→ Aim of the exercise:
Copy all lines holding the word "name" from the entries.

· · · ·

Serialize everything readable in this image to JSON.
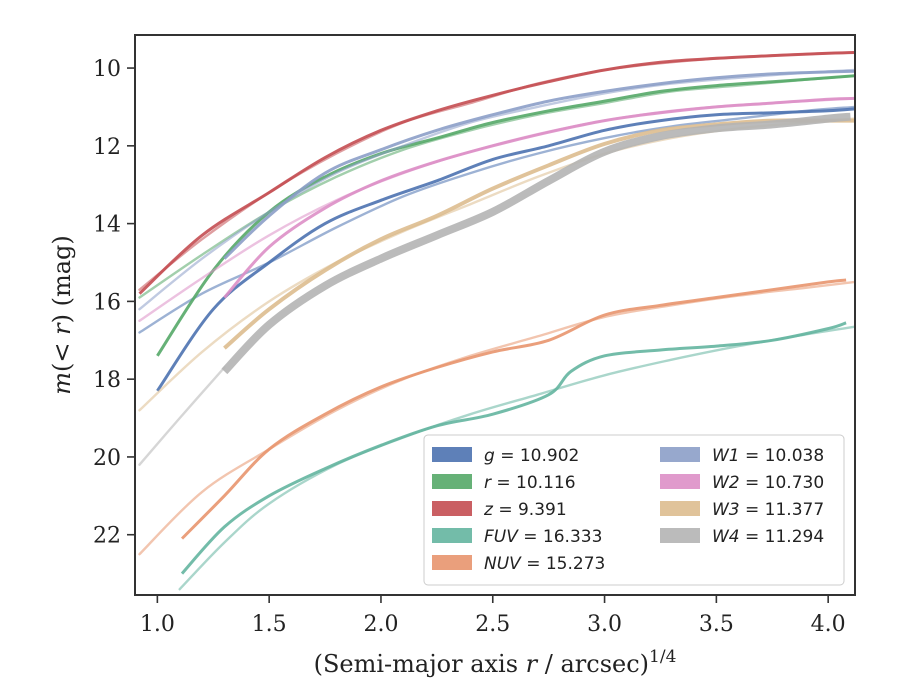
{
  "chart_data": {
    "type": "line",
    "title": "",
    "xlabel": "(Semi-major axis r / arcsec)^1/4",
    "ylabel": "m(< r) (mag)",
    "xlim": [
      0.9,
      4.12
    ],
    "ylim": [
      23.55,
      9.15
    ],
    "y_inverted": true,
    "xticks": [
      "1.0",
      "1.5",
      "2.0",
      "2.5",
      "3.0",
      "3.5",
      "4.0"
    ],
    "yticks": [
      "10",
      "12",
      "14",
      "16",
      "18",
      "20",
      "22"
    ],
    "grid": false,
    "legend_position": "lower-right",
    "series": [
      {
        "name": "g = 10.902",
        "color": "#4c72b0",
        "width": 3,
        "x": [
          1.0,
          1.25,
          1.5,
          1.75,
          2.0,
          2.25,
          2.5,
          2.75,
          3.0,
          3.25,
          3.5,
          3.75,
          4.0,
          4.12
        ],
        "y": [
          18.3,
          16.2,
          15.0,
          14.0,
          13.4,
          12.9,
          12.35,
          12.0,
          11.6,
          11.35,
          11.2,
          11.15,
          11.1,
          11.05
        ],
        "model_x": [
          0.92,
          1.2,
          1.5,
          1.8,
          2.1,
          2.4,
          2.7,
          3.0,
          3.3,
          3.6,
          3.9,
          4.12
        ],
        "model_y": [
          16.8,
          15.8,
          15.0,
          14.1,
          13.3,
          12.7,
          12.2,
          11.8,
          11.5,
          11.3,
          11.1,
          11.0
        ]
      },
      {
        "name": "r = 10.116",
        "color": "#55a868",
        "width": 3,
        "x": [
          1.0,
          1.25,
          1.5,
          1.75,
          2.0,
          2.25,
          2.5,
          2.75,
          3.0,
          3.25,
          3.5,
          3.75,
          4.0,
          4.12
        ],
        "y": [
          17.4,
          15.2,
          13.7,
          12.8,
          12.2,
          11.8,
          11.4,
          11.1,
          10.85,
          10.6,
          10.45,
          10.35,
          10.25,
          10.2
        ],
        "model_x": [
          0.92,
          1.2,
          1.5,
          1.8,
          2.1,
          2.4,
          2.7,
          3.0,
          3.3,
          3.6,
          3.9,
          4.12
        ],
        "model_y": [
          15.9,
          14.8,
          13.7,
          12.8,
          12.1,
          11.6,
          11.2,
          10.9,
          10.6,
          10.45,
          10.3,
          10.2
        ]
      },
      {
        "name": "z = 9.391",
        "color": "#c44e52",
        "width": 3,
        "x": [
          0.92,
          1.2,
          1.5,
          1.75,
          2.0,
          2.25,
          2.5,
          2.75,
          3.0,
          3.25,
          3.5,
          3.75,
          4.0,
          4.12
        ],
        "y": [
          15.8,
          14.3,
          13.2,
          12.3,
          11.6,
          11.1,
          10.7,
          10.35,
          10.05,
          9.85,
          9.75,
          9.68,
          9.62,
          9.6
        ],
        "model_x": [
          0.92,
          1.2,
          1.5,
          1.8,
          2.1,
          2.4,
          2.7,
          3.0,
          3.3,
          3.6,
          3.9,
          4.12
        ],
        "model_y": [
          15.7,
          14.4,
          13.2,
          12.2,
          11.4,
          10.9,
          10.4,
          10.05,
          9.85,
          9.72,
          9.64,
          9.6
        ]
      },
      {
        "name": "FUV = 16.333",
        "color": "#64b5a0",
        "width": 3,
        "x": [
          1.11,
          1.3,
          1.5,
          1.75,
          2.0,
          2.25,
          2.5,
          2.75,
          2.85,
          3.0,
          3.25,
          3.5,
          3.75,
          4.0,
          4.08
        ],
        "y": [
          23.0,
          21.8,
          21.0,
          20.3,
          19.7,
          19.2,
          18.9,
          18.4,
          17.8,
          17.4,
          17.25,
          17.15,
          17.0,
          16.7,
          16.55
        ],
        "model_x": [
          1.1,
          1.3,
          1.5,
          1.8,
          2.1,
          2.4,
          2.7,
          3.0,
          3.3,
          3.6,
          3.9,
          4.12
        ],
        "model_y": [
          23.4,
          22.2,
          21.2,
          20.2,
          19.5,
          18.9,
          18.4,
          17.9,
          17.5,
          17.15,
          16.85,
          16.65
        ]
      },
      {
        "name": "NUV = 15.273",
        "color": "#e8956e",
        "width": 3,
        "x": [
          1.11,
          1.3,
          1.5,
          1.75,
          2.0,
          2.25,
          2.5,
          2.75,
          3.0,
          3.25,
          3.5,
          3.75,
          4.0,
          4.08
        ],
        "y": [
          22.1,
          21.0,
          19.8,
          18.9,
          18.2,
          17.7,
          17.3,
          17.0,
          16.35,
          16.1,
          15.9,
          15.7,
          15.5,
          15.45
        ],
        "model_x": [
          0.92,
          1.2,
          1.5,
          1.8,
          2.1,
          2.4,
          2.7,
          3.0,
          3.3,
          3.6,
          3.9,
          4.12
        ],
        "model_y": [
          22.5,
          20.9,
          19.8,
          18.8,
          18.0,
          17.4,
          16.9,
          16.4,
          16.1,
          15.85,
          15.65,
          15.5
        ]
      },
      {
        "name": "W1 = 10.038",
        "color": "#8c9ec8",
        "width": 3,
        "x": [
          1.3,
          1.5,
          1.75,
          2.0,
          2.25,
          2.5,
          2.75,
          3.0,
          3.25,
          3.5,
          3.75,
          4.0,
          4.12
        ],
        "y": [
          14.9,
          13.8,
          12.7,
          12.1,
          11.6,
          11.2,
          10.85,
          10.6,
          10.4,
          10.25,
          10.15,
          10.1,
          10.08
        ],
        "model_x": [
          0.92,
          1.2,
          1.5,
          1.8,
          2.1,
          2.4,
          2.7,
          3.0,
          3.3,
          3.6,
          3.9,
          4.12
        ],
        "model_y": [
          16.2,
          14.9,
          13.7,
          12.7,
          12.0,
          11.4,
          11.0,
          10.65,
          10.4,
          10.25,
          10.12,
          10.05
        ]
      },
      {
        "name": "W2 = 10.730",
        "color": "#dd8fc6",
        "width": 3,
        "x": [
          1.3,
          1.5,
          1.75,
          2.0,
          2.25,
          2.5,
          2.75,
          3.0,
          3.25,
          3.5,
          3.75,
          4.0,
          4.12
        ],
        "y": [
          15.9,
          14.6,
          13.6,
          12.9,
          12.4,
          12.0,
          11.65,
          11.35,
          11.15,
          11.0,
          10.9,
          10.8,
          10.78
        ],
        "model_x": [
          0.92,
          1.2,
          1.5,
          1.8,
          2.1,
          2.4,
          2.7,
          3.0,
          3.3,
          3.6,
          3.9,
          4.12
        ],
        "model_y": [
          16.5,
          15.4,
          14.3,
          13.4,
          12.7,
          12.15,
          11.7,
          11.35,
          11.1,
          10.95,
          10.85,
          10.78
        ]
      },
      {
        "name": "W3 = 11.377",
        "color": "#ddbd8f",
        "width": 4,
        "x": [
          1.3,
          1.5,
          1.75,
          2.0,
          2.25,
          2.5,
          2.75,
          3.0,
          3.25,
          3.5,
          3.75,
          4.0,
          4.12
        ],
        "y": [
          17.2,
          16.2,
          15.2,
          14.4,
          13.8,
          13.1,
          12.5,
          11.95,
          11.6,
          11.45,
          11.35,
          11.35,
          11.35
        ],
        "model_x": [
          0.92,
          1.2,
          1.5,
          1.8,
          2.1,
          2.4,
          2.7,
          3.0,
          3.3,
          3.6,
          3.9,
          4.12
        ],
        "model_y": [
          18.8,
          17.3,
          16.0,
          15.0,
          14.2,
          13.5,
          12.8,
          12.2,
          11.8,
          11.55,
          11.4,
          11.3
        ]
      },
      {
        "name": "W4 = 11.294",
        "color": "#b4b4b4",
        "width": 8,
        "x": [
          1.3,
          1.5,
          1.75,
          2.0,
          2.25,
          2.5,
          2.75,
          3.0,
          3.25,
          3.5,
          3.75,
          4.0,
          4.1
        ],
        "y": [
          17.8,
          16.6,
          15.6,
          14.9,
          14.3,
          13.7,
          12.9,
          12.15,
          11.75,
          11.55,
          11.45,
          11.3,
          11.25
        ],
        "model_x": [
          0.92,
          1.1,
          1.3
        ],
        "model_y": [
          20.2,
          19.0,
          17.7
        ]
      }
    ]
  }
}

· · · ·

→ Written response:
        "name": "g = 10.902",
        "name": "r = 10.116",
        "name": "z = 9.391",
        "name": "FUV = 16.333",
        "name": "NUV = 15.273",
        "name": "W1 = 10.038",
        "name": "W2 = 10.730",
        "name": "W3 = 11.377",
        "name": "W4 = 11.294",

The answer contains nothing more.